## EXERCISE
Please quote the material exactly, every line of it.

## DATA LINES
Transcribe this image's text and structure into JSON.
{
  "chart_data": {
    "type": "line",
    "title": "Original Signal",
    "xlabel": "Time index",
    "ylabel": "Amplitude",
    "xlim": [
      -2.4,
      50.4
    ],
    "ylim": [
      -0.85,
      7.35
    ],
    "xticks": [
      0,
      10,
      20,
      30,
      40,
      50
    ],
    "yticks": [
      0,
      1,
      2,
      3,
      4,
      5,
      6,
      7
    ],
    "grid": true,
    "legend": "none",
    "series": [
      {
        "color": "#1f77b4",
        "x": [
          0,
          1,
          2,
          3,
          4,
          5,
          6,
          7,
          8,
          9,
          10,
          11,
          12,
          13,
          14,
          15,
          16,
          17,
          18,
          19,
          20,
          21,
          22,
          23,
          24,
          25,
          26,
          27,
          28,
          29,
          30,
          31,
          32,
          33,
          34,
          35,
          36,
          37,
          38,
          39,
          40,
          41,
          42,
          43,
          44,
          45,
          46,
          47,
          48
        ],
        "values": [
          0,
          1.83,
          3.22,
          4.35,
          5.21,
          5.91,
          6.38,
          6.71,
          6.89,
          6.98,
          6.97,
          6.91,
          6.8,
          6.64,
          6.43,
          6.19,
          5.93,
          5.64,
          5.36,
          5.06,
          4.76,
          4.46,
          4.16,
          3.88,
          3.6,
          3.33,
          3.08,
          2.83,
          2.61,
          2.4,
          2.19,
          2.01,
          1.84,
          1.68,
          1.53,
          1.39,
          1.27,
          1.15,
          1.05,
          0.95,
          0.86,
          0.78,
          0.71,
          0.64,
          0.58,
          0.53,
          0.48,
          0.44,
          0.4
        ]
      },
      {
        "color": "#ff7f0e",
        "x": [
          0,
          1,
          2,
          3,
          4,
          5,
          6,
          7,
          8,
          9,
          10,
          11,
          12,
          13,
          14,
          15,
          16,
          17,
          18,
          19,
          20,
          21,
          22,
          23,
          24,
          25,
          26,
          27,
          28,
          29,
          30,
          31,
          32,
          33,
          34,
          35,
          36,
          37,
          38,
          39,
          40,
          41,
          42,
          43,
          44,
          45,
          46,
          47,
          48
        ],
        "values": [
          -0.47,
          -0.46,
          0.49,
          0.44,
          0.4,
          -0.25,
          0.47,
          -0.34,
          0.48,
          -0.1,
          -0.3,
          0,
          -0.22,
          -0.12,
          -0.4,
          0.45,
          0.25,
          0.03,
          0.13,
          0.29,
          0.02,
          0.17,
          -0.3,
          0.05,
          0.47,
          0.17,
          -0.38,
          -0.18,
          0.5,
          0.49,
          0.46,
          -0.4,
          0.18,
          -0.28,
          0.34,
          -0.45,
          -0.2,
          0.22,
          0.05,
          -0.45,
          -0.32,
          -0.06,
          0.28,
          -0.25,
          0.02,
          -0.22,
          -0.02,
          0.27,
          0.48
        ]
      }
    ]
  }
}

## ANSWER BELOW
Transcribe this image's text and structure into JSON.
{
  "chart_data": {
    "type": "line",
    "title": "Original Signal",
    "xlabel": "Time index",
    "ylabel": "Amplitude",
    "xlim": [
      -2.4,
      50.4
    ],
    "ylim": [
      -0.85,
      7.35
    ],
    "xticks": [
      0,
      10,
      20,
      30,
      40,
      50
    ],
    "yticks": [
      0,
      1,
      2,
      3,
      4,
      5,
      6,
      7
    ],
    "grid": true,
    "legend": "none",
    "series": [
      {
        "color": "#1f77b4",
        "x": [
          0,
          1,
          2,
          3,
          4,
          5,
          6,
          7,
          8,
          9,
          10,
          11,
          12,
          13,
          14,
          15,
          16,
          17,
          18,
          19,
          20,
          21,
          22,
          23,
          24,
          25,
          26,
          27,
          28,
          29,
          30,
          31,
          32,
          33,
          34,
          35,
          36,
          37,
          38,
          39,
          40,
          41,
          42,
          43,
          44,
          45,
          46,
          47,
          48
        ],
        "values": [
          0,
          1.83,
          3.22,
          4.35,
          5.21,
          5.91,
          6.38,
          6.71,
          6.89,
          6.98,
          6.97,
          6.91,
          6.8,
          6.64,
          6.43,
          6.19,
          5.93,
          5.64,
          5.36,
          5.06,
          4.76,
          4.46,
          4.16,
          3.88,
          3.6,
          3.33,
          3.08,
          2.83,
          2.61,
          2.4,
          2.19,
          2.01,
          1.84,
          1.68,
          1.53,
          1.39,
          1.27,
          1.15,
          1.05,
          0.95,
          0.86,
          0.78,
          0.71,
          0.64,
          0.58,
          0.53,
          0.48,
          0.44,
          0.4
        ]
      },
      {
        "color": "#ff7f0e",
        "x": [
          0,
          1,
          2,
          3,
          4,
          5,
          6,
          7,
          8,
          9,
          10,
          11,
          12,
          13,
          14,
          15,
          16,
          17,
          18,
          19,
          20,
          21,
          22,
          23,
          24,
          25,
          26,
          27,
          28,
          29,
          30,
          31,
          32,
          33,
          34,
          35,
          36,
          37,
          38,
          39,
          40,
          41,
          42,
          43,
          44,
          45,
          46,
          47,
          48
        ],
        "values": [
          -0.47,
          -0.46,
          0.49,
          0.44,
          0.4,
          -0.25,
          0.47,
          -0.34,
          0.48,
          -0.1,
          -0.3,
          0,
          -0.22,
          -0.12,
          -0.4,
          0.45,
          0.25,
          0.03,
          0.13,
          0.29,
          0.02,
          0.17,
          -0.3,
          0.05,
          0.47,
          0.17,
          -0.38,
          -0.18,
          0.5,
          0.49,
          0.46,
          -0.4,
          0.18,
          -0.28,
          0.34,
          -0.45,
          -0.2,
          0.22,
          0.05,
          -0.45,
          -0.32,
          -0.06,
          0.28,
          -0.25,
          0.02,
          -0.22,
          -0.02,
          0.27,
          0.48
        ]
      }
    ]
  }
}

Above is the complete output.